- _Data listing_
-- Start --
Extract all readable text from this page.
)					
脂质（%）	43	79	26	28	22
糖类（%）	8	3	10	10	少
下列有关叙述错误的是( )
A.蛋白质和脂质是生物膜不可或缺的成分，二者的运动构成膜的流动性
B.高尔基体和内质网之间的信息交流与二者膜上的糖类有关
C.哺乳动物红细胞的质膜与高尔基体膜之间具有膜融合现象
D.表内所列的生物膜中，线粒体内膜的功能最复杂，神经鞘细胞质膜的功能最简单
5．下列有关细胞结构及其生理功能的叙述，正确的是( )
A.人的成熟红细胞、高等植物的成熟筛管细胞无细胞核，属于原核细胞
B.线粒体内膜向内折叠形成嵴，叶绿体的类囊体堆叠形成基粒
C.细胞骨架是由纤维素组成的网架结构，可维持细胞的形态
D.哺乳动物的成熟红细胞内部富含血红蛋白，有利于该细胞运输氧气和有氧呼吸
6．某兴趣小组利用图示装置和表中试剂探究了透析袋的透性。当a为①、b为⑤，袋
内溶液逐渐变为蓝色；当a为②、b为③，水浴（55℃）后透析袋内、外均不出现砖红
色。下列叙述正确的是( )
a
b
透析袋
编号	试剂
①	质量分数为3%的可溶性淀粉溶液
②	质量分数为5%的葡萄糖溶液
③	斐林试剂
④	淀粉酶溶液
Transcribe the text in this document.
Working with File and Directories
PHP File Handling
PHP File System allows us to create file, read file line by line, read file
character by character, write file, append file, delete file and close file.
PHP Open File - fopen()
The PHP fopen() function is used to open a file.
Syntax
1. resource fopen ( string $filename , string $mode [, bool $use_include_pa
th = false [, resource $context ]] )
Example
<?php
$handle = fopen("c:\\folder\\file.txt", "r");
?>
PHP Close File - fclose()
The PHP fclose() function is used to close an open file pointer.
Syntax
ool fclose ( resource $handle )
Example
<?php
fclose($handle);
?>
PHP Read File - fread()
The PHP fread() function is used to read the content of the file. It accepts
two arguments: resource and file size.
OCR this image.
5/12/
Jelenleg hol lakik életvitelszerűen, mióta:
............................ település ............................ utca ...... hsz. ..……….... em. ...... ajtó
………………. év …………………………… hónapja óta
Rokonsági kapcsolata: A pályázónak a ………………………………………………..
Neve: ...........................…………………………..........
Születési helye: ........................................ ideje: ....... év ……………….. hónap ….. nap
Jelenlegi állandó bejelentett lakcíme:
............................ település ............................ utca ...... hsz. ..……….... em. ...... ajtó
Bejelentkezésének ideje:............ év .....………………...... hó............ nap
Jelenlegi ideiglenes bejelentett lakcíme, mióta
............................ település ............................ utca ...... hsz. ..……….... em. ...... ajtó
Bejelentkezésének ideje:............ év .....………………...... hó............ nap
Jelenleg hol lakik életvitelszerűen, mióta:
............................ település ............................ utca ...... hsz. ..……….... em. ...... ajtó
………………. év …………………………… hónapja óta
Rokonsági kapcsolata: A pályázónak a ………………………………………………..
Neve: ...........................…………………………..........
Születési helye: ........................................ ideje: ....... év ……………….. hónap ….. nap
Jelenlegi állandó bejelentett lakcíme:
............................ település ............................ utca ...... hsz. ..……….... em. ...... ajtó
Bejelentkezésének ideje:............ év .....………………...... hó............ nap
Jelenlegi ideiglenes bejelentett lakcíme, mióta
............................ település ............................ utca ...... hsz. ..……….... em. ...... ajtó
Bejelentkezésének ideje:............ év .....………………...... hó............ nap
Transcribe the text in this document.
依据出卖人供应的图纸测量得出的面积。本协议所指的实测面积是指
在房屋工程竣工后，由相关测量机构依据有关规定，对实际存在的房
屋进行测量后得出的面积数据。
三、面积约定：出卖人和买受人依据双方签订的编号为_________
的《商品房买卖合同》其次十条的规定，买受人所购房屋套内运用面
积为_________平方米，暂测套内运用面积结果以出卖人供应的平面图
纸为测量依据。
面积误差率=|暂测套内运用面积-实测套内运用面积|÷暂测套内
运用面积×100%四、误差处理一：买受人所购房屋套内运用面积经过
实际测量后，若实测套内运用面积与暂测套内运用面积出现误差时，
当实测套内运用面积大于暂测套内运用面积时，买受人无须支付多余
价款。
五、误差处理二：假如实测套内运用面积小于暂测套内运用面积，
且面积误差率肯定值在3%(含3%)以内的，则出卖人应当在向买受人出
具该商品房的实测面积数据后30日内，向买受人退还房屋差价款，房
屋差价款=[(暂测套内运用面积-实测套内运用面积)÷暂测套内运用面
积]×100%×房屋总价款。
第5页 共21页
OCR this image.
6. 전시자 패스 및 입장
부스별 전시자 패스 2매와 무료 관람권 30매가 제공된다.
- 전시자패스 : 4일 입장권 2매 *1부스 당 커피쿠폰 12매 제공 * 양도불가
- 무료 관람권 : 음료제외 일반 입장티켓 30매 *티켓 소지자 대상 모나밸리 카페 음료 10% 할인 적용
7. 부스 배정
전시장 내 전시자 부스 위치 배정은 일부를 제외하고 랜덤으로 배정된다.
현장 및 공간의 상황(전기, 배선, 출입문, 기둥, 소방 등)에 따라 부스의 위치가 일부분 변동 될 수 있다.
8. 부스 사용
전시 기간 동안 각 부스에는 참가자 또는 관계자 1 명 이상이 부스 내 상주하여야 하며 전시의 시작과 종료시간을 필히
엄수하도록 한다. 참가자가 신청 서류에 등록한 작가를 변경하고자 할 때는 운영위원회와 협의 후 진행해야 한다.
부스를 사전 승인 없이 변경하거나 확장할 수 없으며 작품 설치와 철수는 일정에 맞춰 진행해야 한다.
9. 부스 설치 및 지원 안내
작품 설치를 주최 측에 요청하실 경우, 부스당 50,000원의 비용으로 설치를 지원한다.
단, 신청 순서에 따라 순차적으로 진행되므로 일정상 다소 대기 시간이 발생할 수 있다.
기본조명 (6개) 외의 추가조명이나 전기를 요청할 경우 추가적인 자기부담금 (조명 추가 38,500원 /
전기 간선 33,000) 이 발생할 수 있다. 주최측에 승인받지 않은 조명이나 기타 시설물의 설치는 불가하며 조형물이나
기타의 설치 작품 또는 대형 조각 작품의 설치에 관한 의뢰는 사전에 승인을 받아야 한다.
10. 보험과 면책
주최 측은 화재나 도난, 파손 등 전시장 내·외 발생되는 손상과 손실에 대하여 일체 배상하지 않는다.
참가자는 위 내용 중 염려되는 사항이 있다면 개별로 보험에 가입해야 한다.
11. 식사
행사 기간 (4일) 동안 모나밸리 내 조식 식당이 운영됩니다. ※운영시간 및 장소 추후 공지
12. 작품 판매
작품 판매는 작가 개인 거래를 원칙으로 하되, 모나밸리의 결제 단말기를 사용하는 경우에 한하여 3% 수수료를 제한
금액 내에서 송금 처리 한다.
-- End --
The records above should all be quoted exactly, please.

Extract all readable text from this page.
)					
脂质（%）	43	79	26	28	22
糖类（%）	8	3	10	10	少
下列有关叙述错误的是( )
A.蛋白质和脂质是生物膜不可或缺的成分，二者的运动构成膜的流动性
B.高尔基体和内质网之间的信息交流与二者膜上的糖类有关
C.哺乳动物红细胞的质膜与高尔基体膜之间具有膜融合现象
D.表内所列的生物膜中，线粒体内膜的功能最复杂，神经鞘细胞质膜的功能最简单
5．下列有关细胞结构及其生理功能的叙述，正确的是( )
A.人的成熟红细胞、高等植物的成熟筛管细胞无细胞核，属于原核细胞
B.线粒体内膜向内折叠形成嵴，叶绿体的类囊体堆叠形成基粒
C.细胞骨架是由纤维素组成的网架结构，可维持细胞的形态
D.哺乳动物的成熟红细胞内部富含血红蛋白，有利于该细胞运输氧气和有氧呼吸
6．某兴趣小组利用图示装置和表中试剂探究了透析袋的透性。当a为①、b为⑤，袋
内溶液逐渐变为蓝色；当a为②、b为③，水浴（55℃）后透析袋内、外均不出现砖红
色。下列叙述正确的是( )
a
b
透析袋
编号	试剂
①	质量分数为3%的可溶性淀粉溶液
②	质量分数为5%的葡萄糖溶液
③	斐林试剂
④	淀粉酶溶液
Transcribe the text in this document.
Working with File and Directories
PHP File Handling
PHP File System allows us to create file, read file line by line, read file
character by character, write file, append file, delete file and close file.
PHP Open File - fopen()
The PHP fopen() function is used to open a file.
Syntax
1. resource fopen ( string $filename , string $mode [, bool $use_include_pa
th = false [, resource $context ]] )
Example
<?php
$handle = fopen("c:\\folder\\file.txt", "r");
?>
PHP Close File - fclose()
The PHP fclose() function is used to close an open file pointer.
Syntax
ool fclose ( resource $handle )
Example
<?php
fclose($handle);
?>
PHP Read File - fread()
The PHP fread() function is used to read the content of the file. It accepts
two arguments: resource and file size.
OCR this image.
5/12/
Jelenleg hol lakik életvitelszerűen, mióta:
............................ település ............................ utca ...... hsz. ..……….... em. ...... ajtó
………………. év …………………………… hónapja óta
Rokonsági kapcsolata: A pályázónak a ………………………………………………..
Neve: ...........................…………………………..........
Születési helye: ........................................ ideje: ....... év ……………….. hónap ….. nap
Jelenlegi állandó bejelentett lakcíme:
............................ település ............................ utca ...... hsz. ..……….... em. ...... ajtó
Bejelentkezésének ideje:............ év .....………………...... hó............ nap
Jelenlegi ideiglenes bejelentett lakcíme, mióta
............................ település ............................ utca ...... hsz. ..……….... em. ...... ajtó
Bejelentkezésének ideje:............ év .....………………...... hó............ nap
Jelenleg hol lakik életvitelszerűen, mióta:
............................ település ............................ utca ...... hsz. ..……….... em. ...... ajtó
………………. év …………………………… hónapja óta
Rokonsági kapcsolata: A pályázónak a ………………………………………………..
Neve: ...........................…………………………..........
Születési helye: ........................................ ideje: ....... év ……………….. hónap ….. nap
Jelenlegi állandó bejelentett lakcíme:
............................ település ............................ utca ...... hsz. ..……….... em. ...... ajtó
Bejelentkezésének ideje:............ év .....………………...... hó............ nap
Jelenlegi ideiglenes bejelentett lakcíme, mióta
............................ település ............................ utca ...... hsz. ..……….... em. ...... ajtó
Bejelentkezésének ideje:............ év .....………………...... hó............ nap
Transcribe the text in this document.
依据出卖人供应的图纸测量得出的面积。本协议所指的实测面积是指
在房屋工程竣工后，由相关测量机构依据有关规定，对实际存在的房
屋进行测量后得出的面积数据。
三、面积约定：出卖人和买受人依据双方签订的编号为_________
的《商品房买卖合同》其次十条的规定，买受人所购房屋套内运用面
积为_________平方米，暂测套内运用面积结果以出卖人供应的平面图
纸为测量依据。
面积误差率=|暂测套内运用面积-实测套内运用面积|÷暂测套内
运用面积×100%四、误差处理一：买受人所购房屋套内运用面积经过
实际测量后，若实测套内运用面积与暂测套内运用面积出现误差时，
当实测套内运用面积大于暂测套内运用面积时，买受人无须支付多余
价款。
五、误差处理二：假如实测套内运用面积小于暂测套内运用面积，
且面积误差率肯定值在3%(含3%)以内的，则出卖人应当在向买受人出
具该商品房的实测面积数据后30日内，向买受人退还房屋差价款，房
屋差价款=[(暂测套内运用面积-实测套内运用面积)÷暂测套内运用面
积]×100%×房屋总价款。
第5页 共21页
OCR this image.
6. 전시자 패스 및 입장
부스별 전시자 패스 2매와 무료 관람권 30매가 제공된다.
- 전시자패스 : 4일 입장권 2매 *1부스 당 커피쿠폰 12매 제공 * 양도불가
- 무료 관람권 : 음료제외 일반 입장티켓 30매 *티켓 소지자 대상 모나밸리 카페 음료 10% 할인 적용
7. 부스 배정
전시장 내 전시자 부스 위치 배정은 일부를 제외하고 랜덤으로 배정된다.
현장 및 공간의 상황(전기, 배선, 출입문, 기둥, 소방 등)에 따라 부스의 위치가 일부분 변동 될 수 있다.
8. 부스 사용
전시 기간 동안 각 부스에는 참가자 또는 관계자 1 명 이상이 부스 내 상주하여야 하며 전시의 시작과 종료시간을 필히
엄수하도록 한다. 참가자가 신청 서류에 등록한 작가를 변경하고자 할 때는 운영위원회와 협의 후 진행해야 한다.
부스를 사전 승인 없이 변경하거나 확장할 수 없으며 작품 설치와 철수는 일정에 맞춰 진행해야 한다.
9. 부스 설치 및 지원 안내
작품 설치를 주최 측에 요청하실 경우, 부스당 50,000원의 비용으로 설치를 지원한다.
단, 신청 순서에 따라 순차적으로 진행되므로 일정상 다소 대기 시간이 발생할 수 있다.
기본조명 (6개) 외의 추가조명이나 전기를 요청할 경우 추가적인 자기부담금 (조명 추가 38,500원 /
전기 간선 33,000) 이 발생할 수 있다. 주최측에 승인받지 않은 조명이나 기타 시설물의 설치는 불가하며 조형물이나
기타의 설치 작품 또는 대형 조각 작품의 설치에 관한 의뢰는 사전에 승인을 받아야 한다.
10. 보험과 면책
주최 측은 화재나 도난, 파손 등 전시장 내·외 발생되는 손상과 손실에 대하여 일체 배상하지 않는다.
참가자는 위 내용 중 염려되는 사항이 있다면 개별로 보험에 가입해야 한다.
11. 식사
행사 기간 (4일) 동안 모나밸리 내 조식 식당이 운영됩니다. ※운영시간 및 장소 추후 공지
12. 작품 판매
작품 판매는 작가 개인 거래를 원칙으로 하되, 모나밸리의 결제 단말기를 사용하는 경우에 한하여 3% 수수료를 제한
금액 내에서 송금 처리 한다.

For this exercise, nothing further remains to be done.